- _REQUIRED WORK_
Check each line for the string "rank", then give only how many lines have it.

- _RECORDS TO USE_
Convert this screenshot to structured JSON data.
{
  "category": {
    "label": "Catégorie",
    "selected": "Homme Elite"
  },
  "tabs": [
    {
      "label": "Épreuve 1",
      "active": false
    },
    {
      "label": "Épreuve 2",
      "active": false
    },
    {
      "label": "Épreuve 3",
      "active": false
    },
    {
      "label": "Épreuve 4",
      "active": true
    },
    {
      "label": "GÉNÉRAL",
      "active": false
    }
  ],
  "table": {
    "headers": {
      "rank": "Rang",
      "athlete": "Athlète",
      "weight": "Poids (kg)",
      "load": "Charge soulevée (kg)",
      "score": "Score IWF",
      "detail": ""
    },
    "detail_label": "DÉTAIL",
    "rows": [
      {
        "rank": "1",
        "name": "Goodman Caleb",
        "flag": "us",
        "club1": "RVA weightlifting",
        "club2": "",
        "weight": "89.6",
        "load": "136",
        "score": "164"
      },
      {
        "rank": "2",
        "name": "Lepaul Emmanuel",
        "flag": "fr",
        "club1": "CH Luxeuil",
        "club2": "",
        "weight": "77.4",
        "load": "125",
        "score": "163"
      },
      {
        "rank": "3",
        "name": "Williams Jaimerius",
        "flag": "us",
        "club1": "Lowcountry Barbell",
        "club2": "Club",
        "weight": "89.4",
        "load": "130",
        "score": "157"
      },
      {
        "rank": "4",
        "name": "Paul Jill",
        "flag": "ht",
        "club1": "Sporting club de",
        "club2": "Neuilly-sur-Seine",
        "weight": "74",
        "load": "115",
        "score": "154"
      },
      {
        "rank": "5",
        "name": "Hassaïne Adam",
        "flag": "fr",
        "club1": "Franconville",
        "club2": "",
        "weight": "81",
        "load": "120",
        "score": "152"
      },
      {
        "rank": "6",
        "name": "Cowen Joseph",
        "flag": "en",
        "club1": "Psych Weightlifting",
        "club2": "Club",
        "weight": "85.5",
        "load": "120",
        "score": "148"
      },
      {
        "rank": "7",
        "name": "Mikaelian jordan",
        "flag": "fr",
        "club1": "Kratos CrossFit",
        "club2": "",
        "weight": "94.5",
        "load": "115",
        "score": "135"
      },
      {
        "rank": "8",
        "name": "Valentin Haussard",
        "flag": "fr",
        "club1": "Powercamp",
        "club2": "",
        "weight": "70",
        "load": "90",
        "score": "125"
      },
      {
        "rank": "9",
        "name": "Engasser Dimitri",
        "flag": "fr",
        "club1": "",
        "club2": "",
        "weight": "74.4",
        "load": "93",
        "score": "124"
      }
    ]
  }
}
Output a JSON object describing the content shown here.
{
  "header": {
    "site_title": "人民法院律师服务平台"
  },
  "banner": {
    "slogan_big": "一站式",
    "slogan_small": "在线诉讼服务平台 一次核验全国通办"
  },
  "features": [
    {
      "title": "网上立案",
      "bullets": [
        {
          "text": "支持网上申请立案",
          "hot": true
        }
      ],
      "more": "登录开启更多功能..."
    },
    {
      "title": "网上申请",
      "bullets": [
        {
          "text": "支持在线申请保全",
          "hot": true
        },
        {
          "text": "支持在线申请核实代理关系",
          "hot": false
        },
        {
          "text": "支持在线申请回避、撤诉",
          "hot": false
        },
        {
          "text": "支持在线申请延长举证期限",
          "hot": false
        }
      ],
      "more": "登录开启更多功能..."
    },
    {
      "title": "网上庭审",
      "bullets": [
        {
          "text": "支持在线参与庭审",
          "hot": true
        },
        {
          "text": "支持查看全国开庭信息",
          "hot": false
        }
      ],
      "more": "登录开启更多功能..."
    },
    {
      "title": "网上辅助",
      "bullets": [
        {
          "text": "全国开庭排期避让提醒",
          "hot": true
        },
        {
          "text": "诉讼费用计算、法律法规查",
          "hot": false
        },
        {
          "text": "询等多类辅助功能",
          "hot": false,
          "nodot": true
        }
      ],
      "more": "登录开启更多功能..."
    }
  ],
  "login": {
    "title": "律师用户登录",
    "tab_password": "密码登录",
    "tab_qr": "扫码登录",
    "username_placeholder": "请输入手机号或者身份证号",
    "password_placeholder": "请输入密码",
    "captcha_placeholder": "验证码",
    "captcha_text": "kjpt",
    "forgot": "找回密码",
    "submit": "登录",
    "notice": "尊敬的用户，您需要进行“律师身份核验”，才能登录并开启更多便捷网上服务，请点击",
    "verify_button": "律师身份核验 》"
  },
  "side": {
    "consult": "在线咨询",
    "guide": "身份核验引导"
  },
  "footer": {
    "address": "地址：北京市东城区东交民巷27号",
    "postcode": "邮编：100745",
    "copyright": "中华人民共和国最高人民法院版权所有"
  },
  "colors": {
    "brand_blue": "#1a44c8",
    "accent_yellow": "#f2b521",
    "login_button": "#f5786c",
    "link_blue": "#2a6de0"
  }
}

- _COMPLETED EXERCISE_
10